-- Start Raw data --

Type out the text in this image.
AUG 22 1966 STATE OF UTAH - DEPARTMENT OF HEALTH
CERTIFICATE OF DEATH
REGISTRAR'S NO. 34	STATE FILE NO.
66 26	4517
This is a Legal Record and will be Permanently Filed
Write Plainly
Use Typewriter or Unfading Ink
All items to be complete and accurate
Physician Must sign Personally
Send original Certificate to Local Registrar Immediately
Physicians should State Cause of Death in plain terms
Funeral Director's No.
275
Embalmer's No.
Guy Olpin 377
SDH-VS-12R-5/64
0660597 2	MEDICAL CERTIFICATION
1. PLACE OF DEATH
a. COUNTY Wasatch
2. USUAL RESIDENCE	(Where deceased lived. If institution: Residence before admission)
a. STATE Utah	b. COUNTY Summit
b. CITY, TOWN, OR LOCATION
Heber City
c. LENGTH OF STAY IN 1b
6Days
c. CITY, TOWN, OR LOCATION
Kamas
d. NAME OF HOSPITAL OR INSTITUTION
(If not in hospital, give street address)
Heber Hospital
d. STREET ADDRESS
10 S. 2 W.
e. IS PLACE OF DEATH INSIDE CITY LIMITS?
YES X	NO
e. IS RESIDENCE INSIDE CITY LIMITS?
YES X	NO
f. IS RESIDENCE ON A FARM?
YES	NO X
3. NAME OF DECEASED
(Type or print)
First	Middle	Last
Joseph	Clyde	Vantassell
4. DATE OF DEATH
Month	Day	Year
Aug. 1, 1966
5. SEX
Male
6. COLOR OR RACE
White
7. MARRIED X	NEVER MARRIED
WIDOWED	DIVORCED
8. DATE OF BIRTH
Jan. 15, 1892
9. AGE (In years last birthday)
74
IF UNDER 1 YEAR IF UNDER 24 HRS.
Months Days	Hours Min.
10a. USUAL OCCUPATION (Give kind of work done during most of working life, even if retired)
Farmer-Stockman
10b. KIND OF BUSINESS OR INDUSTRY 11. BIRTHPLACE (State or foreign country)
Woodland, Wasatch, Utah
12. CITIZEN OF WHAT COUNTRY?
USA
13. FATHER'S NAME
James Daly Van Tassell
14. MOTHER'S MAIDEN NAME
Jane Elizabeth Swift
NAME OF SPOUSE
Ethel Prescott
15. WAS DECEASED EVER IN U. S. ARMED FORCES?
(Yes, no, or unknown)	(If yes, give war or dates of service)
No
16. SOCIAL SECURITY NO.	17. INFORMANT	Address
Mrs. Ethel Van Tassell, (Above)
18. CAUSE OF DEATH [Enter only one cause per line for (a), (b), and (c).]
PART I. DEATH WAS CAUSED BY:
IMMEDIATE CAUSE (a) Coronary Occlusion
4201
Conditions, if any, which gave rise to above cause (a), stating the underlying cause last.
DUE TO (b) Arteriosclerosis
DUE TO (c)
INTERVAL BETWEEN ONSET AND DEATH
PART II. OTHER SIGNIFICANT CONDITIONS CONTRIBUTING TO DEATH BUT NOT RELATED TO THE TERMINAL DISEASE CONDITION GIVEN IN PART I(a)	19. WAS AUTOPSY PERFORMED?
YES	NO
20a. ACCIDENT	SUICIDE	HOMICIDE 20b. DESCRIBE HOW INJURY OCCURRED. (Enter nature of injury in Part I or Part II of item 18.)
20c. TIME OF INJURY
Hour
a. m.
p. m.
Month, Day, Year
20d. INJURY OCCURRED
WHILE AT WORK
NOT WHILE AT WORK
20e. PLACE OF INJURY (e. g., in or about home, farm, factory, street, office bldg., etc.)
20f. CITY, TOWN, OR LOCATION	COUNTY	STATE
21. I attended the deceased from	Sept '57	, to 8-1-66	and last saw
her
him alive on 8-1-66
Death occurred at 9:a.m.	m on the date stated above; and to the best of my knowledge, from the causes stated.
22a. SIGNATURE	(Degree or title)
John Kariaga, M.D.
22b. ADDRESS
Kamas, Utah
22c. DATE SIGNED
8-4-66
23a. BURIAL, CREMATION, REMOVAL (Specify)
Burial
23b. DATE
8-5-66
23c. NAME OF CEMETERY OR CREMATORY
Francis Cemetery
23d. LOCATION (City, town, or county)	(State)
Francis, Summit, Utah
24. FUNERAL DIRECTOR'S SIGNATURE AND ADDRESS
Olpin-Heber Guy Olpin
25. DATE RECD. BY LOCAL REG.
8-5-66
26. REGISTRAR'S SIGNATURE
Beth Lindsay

-- End Raw data --

Task prompt
Search the entries for "Summit" and copy out each line that has it.

Answer for the task
a. STATE Utah	b. COUNTY Summit
Francis, Summit, Utah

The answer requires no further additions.